:: Provided material

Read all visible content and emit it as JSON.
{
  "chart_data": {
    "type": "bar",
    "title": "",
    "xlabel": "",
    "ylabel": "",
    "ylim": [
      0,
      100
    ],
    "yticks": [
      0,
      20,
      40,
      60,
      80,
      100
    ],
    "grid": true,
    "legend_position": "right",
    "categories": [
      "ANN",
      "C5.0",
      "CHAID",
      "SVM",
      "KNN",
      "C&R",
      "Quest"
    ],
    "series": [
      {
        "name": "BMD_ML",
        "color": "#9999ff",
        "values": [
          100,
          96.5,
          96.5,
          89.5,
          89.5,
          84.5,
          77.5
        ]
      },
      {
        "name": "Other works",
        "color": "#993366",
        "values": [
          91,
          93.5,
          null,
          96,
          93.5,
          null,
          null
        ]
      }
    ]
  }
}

::::
:: Provided material

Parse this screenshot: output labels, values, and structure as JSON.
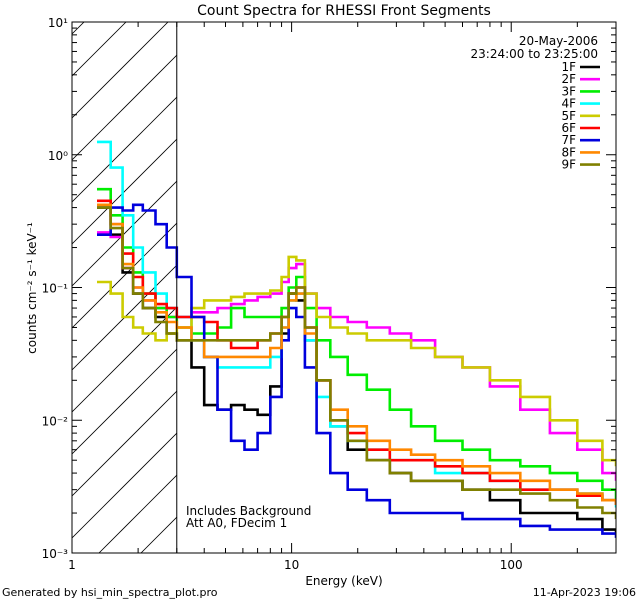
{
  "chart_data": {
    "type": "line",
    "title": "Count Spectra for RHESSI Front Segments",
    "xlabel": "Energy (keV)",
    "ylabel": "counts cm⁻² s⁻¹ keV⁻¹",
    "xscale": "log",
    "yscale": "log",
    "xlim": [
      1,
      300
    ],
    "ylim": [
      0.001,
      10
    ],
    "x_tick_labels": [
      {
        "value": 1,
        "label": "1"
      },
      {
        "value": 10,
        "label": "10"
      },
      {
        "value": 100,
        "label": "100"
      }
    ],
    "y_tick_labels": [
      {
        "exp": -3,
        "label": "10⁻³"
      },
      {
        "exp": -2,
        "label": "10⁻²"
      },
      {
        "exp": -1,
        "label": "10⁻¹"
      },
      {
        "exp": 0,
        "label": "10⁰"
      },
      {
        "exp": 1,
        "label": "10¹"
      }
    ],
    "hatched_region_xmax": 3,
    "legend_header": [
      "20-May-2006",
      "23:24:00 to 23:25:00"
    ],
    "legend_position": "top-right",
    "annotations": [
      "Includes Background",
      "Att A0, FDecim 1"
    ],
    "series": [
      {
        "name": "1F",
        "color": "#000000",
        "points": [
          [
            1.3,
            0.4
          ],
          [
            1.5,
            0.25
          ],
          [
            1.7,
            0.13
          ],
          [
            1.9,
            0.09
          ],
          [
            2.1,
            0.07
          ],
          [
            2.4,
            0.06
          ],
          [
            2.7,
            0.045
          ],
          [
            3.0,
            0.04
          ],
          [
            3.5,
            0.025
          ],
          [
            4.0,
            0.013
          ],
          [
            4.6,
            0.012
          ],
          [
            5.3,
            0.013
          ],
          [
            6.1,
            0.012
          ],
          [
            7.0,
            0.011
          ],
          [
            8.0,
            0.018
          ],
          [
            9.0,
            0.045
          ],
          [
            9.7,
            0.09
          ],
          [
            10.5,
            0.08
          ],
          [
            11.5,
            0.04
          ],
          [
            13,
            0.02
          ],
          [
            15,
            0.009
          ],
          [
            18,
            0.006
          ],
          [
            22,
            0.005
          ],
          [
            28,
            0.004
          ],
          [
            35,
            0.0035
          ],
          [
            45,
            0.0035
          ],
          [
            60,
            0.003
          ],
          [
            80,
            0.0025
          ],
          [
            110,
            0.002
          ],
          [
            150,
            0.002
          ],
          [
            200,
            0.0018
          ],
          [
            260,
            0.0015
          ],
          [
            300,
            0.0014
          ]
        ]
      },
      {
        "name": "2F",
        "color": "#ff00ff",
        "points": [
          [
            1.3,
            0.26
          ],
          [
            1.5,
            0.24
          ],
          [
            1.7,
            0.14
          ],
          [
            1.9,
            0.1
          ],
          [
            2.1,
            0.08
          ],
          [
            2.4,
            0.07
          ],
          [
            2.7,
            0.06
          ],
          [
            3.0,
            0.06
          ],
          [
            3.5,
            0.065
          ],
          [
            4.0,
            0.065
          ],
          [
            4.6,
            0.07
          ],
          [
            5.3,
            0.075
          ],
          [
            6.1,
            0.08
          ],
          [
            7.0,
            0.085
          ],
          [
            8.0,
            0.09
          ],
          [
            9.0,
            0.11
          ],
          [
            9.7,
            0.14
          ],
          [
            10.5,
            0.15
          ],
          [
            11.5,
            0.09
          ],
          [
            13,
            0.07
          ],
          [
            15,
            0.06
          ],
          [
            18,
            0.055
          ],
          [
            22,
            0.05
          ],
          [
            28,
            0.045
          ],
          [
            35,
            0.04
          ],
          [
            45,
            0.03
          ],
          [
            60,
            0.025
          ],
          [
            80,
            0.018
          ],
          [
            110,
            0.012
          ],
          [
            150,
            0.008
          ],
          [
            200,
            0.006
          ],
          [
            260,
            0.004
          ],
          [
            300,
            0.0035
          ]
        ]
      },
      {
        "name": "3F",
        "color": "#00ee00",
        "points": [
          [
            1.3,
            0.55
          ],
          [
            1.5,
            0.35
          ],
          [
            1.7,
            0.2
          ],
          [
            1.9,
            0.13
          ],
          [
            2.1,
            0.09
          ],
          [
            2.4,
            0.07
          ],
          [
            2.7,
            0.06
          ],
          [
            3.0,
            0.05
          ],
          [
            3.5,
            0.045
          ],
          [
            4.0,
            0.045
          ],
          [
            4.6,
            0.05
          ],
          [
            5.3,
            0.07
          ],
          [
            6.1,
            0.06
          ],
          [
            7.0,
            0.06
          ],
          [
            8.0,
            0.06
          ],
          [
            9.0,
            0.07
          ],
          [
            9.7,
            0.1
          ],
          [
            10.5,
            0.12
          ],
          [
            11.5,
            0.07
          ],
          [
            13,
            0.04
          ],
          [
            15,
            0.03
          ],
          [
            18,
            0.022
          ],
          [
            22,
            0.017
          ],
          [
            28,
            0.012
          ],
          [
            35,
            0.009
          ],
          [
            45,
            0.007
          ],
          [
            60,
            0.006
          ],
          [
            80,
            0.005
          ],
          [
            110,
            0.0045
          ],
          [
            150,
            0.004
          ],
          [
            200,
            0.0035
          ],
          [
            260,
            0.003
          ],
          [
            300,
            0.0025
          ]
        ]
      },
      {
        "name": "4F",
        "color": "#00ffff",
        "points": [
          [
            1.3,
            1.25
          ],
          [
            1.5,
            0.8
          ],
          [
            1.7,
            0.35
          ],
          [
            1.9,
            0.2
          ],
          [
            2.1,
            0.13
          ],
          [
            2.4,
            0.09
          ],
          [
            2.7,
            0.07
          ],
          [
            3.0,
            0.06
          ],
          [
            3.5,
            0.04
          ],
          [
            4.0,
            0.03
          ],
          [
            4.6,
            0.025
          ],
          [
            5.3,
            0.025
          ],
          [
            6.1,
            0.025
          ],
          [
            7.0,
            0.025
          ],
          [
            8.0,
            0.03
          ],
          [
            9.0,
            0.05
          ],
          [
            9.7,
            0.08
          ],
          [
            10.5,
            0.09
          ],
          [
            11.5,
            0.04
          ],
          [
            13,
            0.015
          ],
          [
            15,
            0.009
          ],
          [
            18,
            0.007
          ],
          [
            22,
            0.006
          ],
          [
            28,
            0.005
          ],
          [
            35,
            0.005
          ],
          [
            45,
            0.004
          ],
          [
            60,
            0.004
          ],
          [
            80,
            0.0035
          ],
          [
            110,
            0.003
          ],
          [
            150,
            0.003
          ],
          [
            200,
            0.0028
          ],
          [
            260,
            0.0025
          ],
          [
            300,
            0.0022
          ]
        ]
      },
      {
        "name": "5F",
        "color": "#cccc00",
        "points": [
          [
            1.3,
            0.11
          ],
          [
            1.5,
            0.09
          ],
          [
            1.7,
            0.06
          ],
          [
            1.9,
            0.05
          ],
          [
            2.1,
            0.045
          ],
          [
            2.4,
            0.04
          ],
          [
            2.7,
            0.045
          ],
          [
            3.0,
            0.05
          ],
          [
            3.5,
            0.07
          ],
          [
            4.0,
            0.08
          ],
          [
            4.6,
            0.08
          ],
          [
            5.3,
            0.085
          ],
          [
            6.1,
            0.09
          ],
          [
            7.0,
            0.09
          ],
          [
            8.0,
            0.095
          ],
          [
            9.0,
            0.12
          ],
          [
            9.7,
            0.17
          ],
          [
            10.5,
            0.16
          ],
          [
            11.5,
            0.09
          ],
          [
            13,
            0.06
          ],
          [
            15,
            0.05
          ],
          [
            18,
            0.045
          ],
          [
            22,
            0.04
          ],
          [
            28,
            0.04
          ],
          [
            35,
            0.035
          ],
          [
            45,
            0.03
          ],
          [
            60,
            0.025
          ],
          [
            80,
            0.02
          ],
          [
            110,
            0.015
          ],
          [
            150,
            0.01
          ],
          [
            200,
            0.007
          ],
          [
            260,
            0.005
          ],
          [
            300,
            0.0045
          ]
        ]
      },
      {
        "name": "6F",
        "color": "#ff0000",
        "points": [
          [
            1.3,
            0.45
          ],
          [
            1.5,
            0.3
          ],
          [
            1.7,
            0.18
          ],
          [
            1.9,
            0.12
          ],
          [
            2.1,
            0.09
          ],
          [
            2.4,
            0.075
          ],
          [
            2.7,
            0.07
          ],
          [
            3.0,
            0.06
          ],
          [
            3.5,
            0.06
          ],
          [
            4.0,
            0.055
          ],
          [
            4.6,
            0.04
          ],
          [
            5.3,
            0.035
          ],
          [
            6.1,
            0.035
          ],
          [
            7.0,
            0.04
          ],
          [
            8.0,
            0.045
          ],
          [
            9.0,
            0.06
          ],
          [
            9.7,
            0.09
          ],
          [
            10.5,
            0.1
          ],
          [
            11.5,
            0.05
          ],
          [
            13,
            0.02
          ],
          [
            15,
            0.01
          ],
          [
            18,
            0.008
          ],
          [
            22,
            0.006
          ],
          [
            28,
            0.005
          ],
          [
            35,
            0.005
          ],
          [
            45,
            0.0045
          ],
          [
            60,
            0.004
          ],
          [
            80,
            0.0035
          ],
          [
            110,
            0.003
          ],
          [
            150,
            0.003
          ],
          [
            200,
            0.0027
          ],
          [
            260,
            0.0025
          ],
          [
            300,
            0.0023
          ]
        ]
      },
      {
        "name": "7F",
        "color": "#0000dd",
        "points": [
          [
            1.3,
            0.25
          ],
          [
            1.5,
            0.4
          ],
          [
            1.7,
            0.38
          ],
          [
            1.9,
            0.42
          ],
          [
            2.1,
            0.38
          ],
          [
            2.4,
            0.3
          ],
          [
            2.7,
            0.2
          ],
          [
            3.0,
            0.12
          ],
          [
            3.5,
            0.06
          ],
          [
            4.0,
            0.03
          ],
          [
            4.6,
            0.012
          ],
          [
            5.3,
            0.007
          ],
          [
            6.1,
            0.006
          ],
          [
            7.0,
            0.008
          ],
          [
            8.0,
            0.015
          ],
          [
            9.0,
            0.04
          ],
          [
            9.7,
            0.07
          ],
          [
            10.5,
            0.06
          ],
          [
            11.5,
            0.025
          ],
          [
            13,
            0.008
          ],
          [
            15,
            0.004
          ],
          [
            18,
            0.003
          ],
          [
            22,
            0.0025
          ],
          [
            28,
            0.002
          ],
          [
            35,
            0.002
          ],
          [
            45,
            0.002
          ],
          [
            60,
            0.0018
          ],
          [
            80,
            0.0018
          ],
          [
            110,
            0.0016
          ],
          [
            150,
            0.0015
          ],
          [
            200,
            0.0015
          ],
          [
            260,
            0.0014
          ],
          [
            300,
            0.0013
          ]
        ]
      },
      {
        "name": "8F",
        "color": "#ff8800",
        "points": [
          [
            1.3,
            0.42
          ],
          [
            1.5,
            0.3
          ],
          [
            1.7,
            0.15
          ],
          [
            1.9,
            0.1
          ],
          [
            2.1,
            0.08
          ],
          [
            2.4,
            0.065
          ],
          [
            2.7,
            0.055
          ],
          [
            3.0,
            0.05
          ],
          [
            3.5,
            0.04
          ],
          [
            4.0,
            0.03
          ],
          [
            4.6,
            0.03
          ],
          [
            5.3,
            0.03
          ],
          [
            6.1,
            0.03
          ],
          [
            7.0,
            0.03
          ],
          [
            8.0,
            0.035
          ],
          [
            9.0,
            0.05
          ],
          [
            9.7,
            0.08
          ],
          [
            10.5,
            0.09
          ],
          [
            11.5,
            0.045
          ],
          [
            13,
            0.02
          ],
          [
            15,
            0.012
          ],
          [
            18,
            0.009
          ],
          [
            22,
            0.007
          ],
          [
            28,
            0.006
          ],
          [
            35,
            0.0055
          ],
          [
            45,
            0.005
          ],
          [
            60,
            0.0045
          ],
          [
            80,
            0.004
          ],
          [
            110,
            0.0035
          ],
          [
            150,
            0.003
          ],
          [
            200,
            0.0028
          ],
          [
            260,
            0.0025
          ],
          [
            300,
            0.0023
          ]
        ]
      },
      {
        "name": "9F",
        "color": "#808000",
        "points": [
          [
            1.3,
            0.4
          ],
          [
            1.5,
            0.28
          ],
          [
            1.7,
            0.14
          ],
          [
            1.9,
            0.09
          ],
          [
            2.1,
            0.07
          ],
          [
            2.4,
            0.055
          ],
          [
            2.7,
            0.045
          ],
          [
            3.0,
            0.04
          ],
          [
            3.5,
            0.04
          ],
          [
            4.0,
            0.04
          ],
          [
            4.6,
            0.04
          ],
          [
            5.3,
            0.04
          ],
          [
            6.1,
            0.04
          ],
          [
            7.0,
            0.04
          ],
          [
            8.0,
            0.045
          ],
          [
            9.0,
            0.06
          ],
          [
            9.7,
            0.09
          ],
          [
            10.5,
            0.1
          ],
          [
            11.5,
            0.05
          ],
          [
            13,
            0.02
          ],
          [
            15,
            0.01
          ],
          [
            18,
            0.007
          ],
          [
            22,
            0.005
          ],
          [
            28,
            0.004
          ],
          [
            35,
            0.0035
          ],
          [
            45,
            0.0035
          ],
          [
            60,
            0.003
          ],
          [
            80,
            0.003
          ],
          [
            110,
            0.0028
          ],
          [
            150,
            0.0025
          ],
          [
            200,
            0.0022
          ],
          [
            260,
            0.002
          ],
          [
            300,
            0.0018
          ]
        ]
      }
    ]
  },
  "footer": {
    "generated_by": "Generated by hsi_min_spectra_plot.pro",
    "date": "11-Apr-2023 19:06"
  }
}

::::

### [Short problem]
Check every line for "right" and show the ones that have it.

### [Exercise result]
    "legend_position": "right",
    "legend_position": "top-right",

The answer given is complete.